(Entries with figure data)
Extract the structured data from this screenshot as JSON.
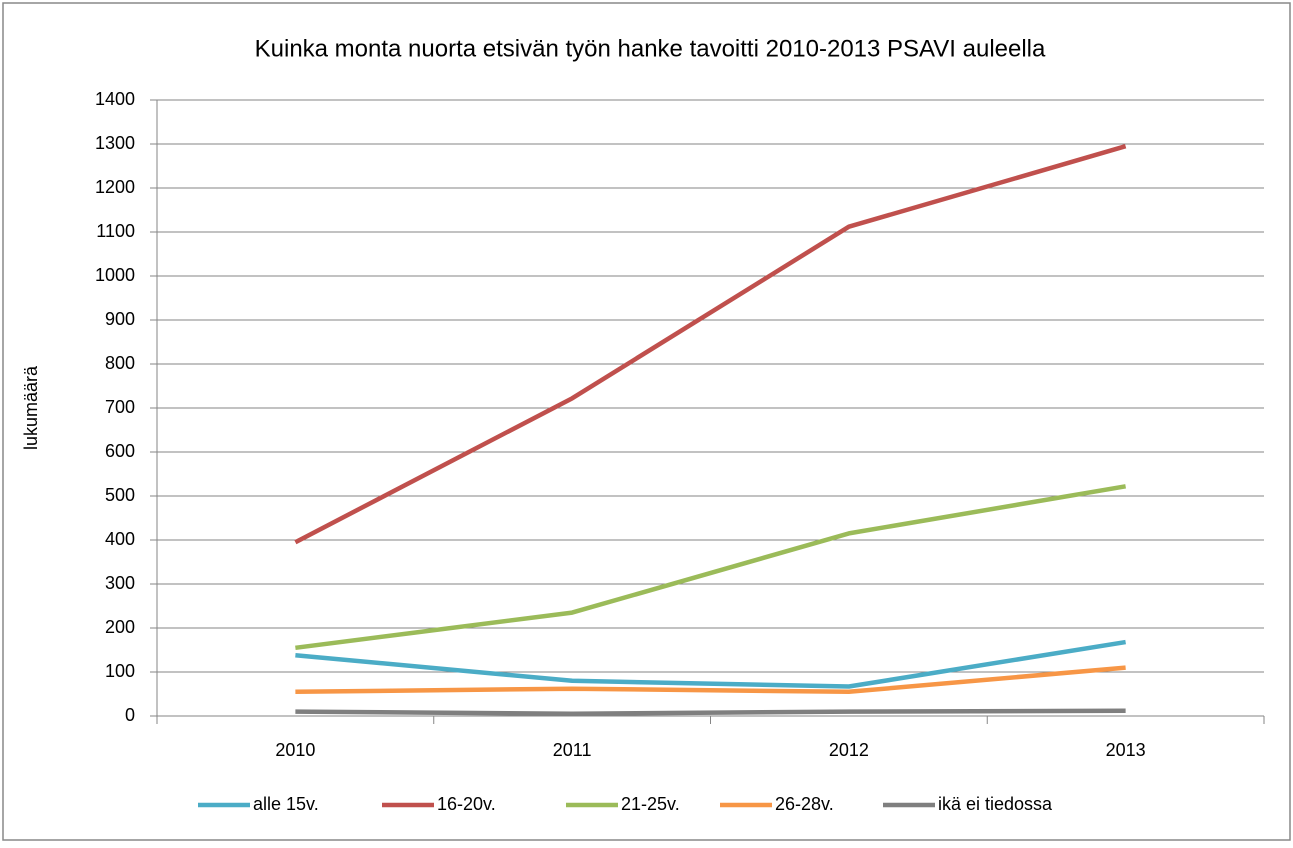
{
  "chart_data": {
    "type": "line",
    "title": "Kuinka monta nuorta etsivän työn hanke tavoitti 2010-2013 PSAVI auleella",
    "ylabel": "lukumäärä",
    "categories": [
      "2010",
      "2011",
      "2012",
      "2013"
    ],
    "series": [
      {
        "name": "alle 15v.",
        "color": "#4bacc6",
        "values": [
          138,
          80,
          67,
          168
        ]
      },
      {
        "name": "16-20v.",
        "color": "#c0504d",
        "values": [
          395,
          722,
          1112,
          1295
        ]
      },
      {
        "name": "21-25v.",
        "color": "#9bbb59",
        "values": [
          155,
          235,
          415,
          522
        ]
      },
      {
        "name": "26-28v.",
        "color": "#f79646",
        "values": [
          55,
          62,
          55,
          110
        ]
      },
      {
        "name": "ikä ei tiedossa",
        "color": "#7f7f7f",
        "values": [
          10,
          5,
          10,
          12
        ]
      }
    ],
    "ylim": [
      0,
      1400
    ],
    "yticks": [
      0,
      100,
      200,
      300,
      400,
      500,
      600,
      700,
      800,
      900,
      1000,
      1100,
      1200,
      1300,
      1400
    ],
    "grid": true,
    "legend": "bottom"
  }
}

== What the task asks ==
Within the data above, count the lines that contain the string "color"; the reply is the number alone.

== Full answer ==
5